Data entries:
^^^^^^^^
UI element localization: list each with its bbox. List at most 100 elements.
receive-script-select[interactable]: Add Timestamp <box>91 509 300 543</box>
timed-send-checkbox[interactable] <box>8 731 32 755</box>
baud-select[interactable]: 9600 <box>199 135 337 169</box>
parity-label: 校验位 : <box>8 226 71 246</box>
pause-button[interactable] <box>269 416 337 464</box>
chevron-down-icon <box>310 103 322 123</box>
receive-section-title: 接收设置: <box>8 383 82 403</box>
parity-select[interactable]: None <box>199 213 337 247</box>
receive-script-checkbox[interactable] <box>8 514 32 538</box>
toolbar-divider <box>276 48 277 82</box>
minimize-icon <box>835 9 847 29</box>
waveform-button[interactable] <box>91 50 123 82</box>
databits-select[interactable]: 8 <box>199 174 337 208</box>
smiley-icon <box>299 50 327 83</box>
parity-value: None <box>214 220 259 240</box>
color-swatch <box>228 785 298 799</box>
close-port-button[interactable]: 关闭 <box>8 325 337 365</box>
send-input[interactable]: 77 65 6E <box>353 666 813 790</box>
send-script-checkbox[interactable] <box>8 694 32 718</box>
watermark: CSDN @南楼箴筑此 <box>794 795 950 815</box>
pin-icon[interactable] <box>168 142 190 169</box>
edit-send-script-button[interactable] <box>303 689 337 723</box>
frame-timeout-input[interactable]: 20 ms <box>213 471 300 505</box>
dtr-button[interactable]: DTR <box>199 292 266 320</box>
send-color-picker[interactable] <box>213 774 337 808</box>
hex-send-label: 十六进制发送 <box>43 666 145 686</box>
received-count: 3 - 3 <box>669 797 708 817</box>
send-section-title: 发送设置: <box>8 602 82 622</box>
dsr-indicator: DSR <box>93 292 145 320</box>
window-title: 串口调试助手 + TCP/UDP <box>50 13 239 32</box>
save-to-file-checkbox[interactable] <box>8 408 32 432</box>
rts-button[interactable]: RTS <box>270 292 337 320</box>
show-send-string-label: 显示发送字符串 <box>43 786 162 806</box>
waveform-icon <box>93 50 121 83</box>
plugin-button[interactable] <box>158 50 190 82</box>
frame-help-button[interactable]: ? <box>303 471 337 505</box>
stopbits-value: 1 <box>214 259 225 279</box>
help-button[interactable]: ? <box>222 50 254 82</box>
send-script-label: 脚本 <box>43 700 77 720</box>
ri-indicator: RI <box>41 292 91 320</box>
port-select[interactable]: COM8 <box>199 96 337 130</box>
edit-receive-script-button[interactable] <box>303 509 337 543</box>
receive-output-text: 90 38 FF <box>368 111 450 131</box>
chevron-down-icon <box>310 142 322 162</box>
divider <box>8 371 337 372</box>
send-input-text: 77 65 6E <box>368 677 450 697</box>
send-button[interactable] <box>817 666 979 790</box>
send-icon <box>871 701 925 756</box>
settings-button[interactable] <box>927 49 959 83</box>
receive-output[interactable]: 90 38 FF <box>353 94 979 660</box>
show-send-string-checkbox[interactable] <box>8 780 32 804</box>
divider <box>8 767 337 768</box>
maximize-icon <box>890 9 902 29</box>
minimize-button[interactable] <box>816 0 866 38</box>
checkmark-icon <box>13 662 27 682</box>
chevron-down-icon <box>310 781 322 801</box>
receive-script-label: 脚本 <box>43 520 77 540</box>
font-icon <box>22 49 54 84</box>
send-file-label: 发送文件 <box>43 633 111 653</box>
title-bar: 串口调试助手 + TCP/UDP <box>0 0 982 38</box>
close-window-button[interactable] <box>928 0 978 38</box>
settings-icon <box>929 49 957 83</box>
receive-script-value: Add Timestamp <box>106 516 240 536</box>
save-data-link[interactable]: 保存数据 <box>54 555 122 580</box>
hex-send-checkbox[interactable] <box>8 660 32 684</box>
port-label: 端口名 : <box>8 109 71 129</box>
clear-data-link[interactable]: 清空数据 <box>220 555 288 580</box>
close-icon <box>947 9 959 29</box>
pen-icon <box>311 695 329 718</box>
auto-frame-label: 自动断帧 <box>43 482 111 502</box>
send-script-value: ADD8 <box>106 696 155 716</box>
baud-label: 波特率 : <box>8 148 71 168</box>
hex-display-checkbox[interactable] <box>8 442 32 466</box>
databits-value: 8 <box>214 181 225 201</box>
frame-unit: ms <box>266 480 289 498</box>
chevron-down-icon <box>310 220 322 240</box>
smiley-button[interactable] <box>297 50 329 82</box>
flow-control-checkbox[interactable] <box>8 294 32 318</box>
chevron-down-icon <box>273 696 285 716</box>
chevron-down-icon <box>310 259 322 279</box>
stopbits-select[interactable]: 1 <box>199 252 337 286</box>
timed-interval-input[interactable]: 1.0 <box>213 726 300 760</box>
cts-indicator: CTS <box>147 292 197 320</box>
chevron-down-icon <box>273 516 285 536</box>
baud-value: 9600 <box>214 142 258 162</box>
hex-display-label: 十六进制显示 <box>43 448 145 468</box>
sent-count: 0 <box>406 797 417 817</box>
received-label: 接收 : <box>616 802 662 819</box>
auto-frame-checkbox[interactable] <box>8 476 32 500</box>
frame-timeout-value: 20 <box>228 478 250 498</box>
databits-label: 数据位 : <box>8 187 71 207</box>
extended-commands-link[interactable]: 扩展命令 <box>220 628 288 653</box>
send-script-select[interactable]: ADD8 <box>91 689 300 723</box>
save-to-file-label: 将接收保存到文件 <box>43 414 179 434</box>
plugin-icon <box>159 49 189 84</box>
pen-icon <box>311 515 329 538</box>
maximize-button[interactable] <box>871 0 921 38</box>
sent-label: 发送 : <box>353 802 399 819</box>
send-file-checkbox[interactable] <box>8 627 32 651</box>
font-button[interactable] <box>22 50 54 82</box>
^^^^^^^^
### Work to do
List every line of the items above that contains the string "script", copying each such line in full. Case counts.

### Task output
receive-script-select[interactable]: Add Timestamp <box>91 509 300 543</box>
receive-script-checkbox[interactable] <box>8 514 32 538</box>
send-script-checkbox[interactable] <box>8 694 32 718</box>
edit-send-script-button[interactable] <box>303 689 337 723</box>
send-script-label: 脚本 <box>43 700 77 720</box>
edit-receive-script-button[interactable] <box>303 509 337 543</box>
receive-script-label: 脚本 <box>43 520 77 540</box>
receive-script-value: Add Timestamp <box>106 516 240 536</box>
send-script-value: ADD8 <box>106 696 155 716</box>
send-script-select[interactable]: ADD8 <box>91 689 300 723</box>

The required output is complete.